**The exercise**
Extract each line of the data below exactly as written.

Stored records:
__________
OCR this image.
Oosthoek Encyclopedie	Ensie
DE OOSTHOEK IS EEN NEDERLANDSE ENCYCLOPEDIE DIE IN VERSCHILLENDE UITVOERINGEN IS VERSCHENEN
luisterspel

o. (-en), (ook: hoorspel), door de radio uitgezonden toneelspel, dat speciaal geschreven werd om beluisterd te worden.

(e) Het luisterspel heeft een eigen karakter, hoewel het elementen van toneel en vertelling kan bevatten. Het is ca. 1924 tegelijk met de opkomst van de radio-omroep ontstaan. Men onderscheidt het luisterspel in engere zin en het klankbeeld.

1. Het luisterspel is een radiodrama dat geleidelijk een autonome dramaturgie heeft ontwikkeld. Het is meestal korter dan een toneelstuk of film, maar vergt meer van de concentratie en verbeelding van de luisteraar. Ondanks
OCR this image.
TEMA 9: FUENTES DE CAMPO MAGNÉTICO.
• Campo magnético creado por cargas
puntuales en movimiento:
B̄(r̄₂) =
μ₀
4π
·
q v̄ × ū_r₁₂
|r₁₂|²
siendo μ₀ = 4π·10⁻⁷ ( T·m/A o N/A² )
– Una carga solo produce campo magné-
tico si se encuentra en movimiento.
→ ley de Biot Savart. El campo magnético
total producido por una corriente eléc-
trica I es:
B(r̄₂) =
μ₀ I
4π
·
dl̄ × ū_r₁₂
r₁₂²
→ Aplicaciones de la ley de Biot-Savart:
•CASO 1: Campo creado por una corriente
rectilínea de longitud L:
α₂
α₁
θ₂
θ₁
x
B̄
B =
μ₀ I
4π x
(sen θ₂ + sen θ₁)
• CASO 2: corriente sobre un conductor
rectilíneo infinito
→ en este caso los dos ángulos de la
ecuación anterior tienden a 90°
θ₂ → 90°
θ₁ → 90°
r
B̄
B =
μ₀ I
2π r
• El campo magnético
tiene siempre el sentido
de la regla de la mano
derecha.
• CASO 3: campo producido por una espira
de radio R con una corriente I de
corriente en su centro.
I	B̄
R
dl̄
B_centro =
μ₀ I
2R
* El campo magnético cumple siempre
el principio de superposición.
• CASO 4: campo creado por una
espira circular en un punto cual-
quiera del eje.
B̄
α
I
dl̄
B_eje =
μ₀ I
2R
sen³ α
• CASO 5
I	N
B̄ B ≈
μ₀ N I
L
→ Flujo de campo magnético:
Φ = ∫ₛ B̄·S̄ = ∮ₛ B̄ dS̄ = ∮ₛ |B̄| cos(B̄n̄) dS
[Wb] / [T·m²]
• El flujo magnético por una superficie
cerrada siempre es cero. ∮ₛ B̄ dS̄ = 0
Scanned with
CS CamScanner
__________
**Exercise result**
OCR this image.
Oosthoek Encyclopedie	Ensie
DE OOSTHOEK IS EEN NEDERLANDSE ENCYCLOPEDIE DIE IN VERSCHILLENDE UITVOERINGEN IS VERSCHENEN
luisterspel

o. (-en), (ook: hoorspel), door de radio uitgezonden toneelspel, dat speciaal geschreven werd om beluisterd te worden.

(e) Het luisterspel heeft een eigen karakter, hoewel het elementen van toneel en vertelling kan bevatten. Het is ca. 1924 tegelijk met de opkomst van de radio-omroep ontstaan. Men onderscheidt het luisterspel in engere zin en het klankbeeld.

1. Het luisterspel is een radiodrama dat geleidelijk een autonome dramaturgie heeft ontwikkeld. Het is meestal korter dan een toneelstuk of film, maar vergt meer van de concentratie en verbeelding van de luisteraar. Ondanks
OCR this image.
TEMA 9: FUENTES DE CAMPO MAGNÉTICO.
• Campo magnético creado por cargas
puntuales en movimiento:
B̄(r̄₂) =
μ₀
4π
·
q v̄ × ū_r₁₂
|r₁₂|²
siendo μ₀ = 4π·10⁻⁷ ( T·m/A o N/A² )
– Una carga solo produce campo magné-
tico si se encuentra en movimiento.
→ ley de Biot Savart. El campo magnético
total producido por una corriente eléc-
trica I es:
B(r̄₂) =
μ₀ I
4π
·
dl̄ × ū_r₁₂
r₁₂²
→ Aplicaciones de la ley de Biot-Savart:
•CASO 1: Campo creado por una corriente
rectilínea de longitud L:
α₂
α₁
θ₂
θ₁
x
B̄
B =
μ₀ I
4π x
(sen θ₂ + sen θ₁)
• CASO 2: corriente sobre un conductor
rectilíneo infinito
→ en este caso los dos ángulos de la
ecuación anterior tienden a 90°
θ₂ → 90°
θ₁ → 90°
r
B̄
B =
μ₀ I
2π r
• El campo magnético
tiene siempre el sentido
de la regla de la mano
derecha.
• CASO 3: campo producido por una espira
de radio R con una corriente I de
corriente en su centro.
I	B̄
R
dl̄
B_centro =
μ₀ I
2R
* El campo magnético cumple siempre
el principio de superposición.
• CASO 4: campo creado por una
espira circular en un punto cual-
quiera del eje.
B̄
α
I
dl̄
B_eje =
μ₀ I
2R
sen³ α
• CASO 5
I	N
B̄ B ≈
μ₀ N I
L
→ Flujo de campo magnético:
Φ = ∫ₛ B̄·S̄ = ∮ₛ B̄ dS̄ = ∮ₛ |B̄| cos(B̄n̄) dS
[Wb] / [T·m²]
• El flujo magnético por una superficie
cerrada siempre es cero. ∮ₛ B̄ dS̄ = 0
Scanned with
CS CamScanner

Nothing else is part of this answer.